Find every line below that contains the word "Parse" and copy it out.

+++ MATERIAL TO PROCESS

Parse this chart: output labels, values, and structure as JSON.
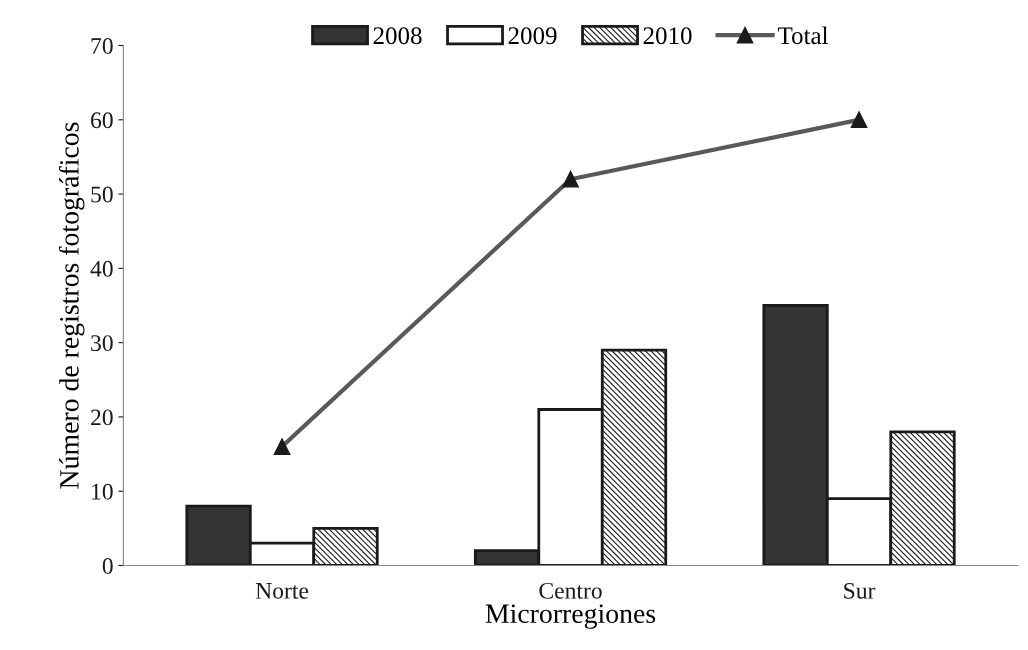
{
  "chart_data": {
    "type": "bar",
    "xlabel": "Microrregiones",
    "ylabel": "Número de registros fotográficos",
    "categories": [
      "Norte",
      "Centro",
      "Sur"
    ],
    "series": [
      {
        "name": "2008",
        "color": "#333333",
        "values": [
          8,
          2,
          35
        ]
      },
      {
        "name": "2009",
        "color": "#ffffff",
        "values": [
          3,
          21,
          9
        ]
      },
      {
        "name": "2010",
        "color": "#1a1a1a",
        "values": [
          5,
          29,
          18
        ]
      },
      {
        "name": "Total",
        "type": "line",
        "color": "#595959",
        "marker": "triangle",
        "values": [
          16,
          52,
          60
        ]
      }
    ],
    "ylim": [
      0,
      70
    ],
    "yticks": [
      0,
      10,
      20,
      30,
      40,
      50,
      60,
      70
    ],
    "grid": false,
    "legend": "top"
  }
}
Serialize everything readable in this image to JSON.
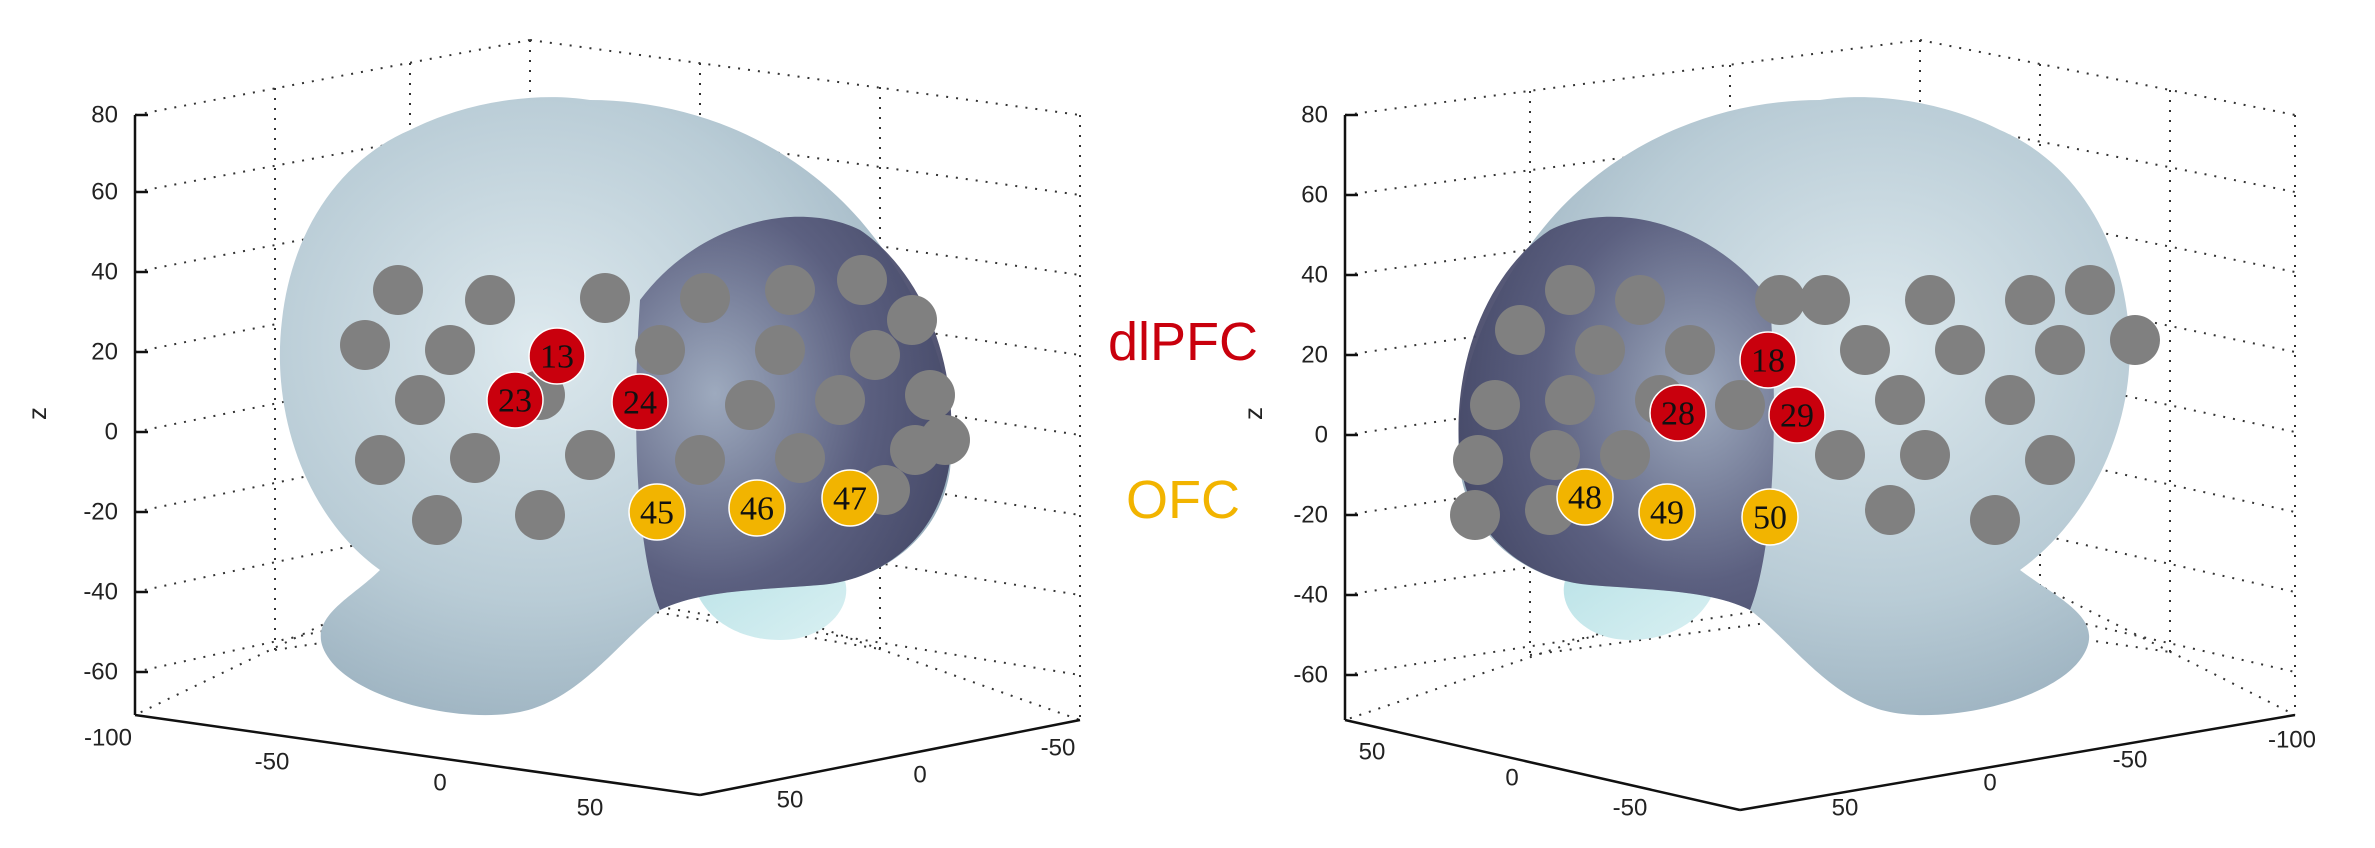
{
  "colors": {
    "brain_light": "#dde9ee",
    "brain_mid": "#b9ccd6",
    "brain_dark": "#545779",
    "electrode_grey": "#808080",
    "dlpfc_red": "#c9000d",
    "ofc_yellow": "#f2b400"
  },
  "regions": {
    "dlpfc": {
      "label": "dlPFC",
      "color": "#c9000d"
    },
    "ofc": {
      "label": "OFC",
      "color": "#f2b400"
    }
  },
  "left_panel": {
    "z_axis_label": "z",
    "z_ticks": [
      "80",
      "60",
      "40",
      "20",
      "0",
      "-20",
      "-40",
      "-60"
    ],
    "front_ticks": [
      "-100",
      "-50",
      "0",
      "50"
    ],
    "right_ticks": [
      "-50",
      "0",
      "50"
    ],
    "highlighted_electrodes": [
      {
        "id": "13",
        "region": "dlpfc"
      },
      {
        "id": "23",
        "region": "dlpfc"
      },
      {
        "id": "24",
        "region": "dlpfc"
      },
      {
        "id": "45",
        "region": "ofc"
      },
      {
        "id": "46",
        "region": "ofc"
      },
      {
        "id": "47",
        "region": "ofc"
      }
    ]
  },
  "right_panel": {
    "z_axis_label": "z",
    "z_ticks": [
      "80",
      "60",
      "40",
      "20",
      "0",
      "-20",
      "-40",
      "-60"
    ],
    "front_ticks": [
      "50",
      "0",
      "-50"
    ],
    "right_ticks": [
      "50",
      "0",
      "-50",
      "-100"
    ],
    "highlighted_electrodes": [
      {
        "id": "18",
        "region": "dlpfc"
      },
      {
        "id": "28",
        "region": "dlpfc"
      },
      {
        "id": "29",
        "region": "dlpfc"
      },
      {
        "id": "48",
        "region": "ofc"
      },
      {
        "id": "49",
        "region": "ofc"
      },
      {
        "id": "50",
        "region": "ofc"
      }
    ]
  }
}
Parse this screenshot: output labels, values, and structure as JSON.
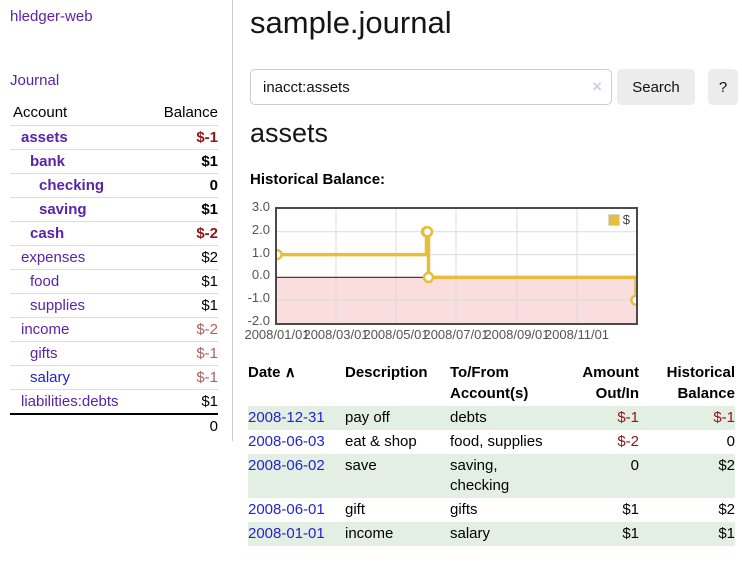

++++++

▸ EXERCISE OUTPUT:
Parse this chart: output labels, values, and structure as JSON.
Parse this screenshot: output labels, values, and structure as JSON.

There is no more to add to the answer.